Selected text
◆ ◆ ◆
Skunk Cabbage, Take Two

So I just missed the blooming of the skunk cabbage this year. In fact, I’ve never seen it. The photo in my previous post was taken in the Native Flora Garden at the Brooklyn Botanic Garden on Tuesday; there were just a few post-bloom leaves there. The pictures in this post come from today on Staten Island.To the right of the leaves is what remains of the spathe, the green-purple leafy hood that encloses the spadex and emerges before the leaves. Its decomposing now.Here’s another where we can see the spadex within the spathe. The spadex, a fleshy spike, has a dense cluster of small flowers at its top. These and the enveloping spathe emerge from deep fleshy roots.So, emerging very early, sometimes through the snow, which, as we saw in our last post, the plant can actually melt, the plant attracts the earliest winged pollinators, usually flies of various kinds, by smelling akin to carrion. Ummmmm. Alas, or thank goodness, the spadex here was past its rotten prime and didn’t smell at all. Indeed, the flowers, now fertilized, have produced the seeds you see here still clustered on the spadex. There are lots more details here.

The leaves of the plant give it that skunky odor, which I kind of enjoy.

Next year, in Staten Island, for the blooming.

8 Responses to “Skunk Cabbage, Take Two”


  1. 1 Kevin Dann March 23, 2012 at 7:46 pm

    Hello Matt,

    Growing up in North Jersey, we used to have skunk cabbage wars – breaking off the new leaves and whipping each other with them as we chased each other through the woods.
◆ ◆ ◆
Record extracts
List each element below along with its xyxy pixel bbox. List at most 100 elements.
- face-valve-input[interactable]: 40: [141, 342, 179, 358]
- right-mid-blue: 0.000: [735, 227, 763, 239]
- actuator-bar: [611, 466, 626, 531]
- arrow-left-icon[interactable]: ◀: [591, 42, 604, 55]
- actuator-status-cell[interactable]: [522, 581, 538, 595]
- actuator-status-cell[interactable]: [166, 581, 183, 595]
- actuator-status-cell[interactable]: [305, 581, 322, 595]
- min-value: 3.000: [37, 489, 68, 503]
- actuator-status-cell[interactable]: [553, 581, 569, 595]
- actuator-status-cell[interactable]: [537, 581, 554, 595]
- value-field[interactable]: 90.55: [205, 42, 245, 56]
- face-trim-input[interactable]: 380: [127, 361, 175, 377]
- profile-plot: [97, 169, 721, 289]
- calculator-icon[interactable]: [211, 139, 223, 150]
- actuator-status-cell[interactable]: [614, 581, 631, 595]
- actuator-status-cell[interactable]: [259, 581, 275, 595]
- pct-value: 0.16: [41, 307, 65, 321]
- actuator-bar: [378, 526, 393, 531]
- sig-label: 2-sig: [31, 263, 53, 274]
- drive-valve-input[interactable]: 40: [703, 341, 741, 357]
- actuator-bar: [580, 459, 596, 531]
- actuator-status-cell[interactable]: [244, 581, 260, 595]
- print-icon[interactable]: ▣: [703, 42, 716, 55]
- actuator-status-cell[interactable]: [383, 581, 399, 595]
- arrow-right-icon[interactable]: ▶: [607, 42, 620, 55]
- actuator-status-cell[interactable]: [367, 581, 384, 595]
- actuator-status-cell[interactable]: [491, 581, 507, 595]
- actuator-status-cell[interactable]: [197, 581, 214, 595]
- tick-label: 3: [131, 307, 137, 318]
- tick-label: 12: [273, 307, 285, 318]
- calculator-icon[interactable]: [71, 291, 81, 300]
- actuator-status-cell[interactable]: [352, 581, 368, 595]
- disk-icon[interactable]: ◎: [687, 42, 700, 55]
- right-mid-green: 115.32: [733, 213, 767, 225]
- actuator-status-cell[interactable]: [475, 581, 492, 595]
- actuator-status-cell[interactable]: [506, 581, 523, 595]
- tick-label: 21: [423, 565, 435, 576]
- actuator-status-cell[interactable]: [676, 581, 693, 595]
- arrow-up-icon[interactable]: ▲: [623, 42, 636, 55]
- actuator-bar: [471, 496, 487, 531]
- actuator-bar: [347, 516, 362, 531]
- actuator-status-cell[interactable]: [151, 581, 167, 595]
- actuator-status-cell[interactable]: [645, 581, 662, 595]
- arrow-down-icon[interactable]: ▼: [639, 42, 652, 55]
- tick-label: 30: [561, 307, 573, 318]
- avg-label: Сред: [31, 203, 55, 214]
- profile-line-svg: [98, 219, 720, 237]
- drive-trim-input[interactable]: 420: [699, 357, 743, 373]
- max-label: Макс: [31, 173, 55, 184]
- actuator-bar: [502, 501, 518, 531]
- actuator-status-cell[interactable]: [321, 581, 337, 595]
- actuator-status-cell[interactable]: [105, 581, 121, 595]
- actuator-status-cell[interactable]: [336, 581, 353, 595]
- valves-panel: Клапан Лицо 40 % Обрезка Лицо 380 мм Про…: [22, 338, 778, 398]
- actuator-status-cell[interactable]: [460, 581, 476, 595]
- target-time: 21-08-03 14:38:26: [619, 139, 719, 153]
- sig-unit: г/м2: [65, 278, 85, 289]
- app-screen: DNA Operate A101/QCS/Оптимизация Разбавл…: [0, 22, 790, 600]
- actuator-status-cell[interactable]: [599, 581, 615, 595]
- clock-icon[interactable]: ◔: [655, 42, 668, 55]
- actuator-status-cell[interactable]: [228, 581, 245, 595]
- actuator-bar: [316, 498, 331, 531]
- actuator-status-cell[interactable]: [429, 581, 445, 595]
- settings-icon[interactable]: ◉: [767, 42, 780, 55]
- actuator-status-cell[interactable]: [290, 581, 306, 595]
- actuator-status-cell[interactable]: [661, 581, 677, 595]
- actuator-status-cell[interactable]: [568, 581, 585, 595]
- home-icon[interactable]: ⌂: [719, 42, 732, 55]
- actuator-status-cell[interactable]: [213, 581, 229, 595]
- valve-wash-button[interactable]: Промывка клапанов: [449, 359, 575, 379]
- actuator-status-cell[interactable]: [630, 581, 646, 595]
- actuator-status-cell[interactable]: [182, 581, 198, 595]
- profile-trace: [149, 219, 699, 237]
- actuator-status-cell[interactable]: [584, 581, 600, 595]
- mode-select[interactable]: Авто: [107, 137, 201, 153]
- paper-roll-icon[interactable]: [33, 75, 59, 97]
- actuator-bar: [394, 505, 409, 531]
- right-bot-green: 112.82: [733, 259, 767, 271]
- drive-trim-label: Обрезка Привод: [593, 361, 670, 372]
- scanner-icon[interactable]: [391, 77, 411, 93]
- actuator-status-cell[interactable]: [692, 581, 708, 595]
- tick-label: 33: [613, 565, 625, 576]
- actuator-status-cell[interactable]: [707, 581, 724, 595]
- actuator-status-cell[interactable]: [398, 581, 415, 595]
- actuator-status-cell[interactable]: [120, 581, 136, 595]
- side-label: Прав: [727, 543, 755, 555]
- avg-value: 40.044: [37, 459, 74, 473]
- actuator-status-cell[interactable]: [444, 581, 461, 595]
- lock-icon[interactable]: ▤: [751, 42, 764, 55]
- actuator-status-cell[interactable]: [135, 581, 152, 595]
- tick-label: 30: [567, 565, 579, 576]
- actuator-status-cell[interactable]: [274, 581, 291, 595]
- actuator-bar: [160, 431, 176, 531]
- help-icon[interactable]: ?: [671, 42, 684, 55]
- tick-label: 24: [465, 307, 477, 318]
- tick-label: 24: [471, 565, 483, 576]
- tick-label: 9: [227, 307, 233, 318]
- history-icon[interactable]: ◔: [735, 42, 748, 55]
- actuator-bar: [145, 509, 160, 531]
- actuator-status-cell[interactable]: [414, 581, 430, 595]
◆ ◆ ◆
Problems and tasks
**1.** From the skunk cabbage post, transcribe the passage starting at "Growing up in" and ending at "through the woods.".
**2.** Summarize the skunk cabbage post in two sentences.

Answers to the tasks
**1.**
Growing up in North Jersey, we used to have skunk cabbage wars – breaking off the new leaves and whipping each other with them as we chased each other through the woods.

**2.** The writer missed this year's blooming of the skunk cabbage and has never seen it, but photos taken on Staten Island show the decomposing spathe and the fleshy spike, whose fertilized flowers have produced seeds. The plant emerges very early, sometimes through snow, and attracts early flies by smelling like carrion, while its leaves give off a skunky odor that the writer enjoys.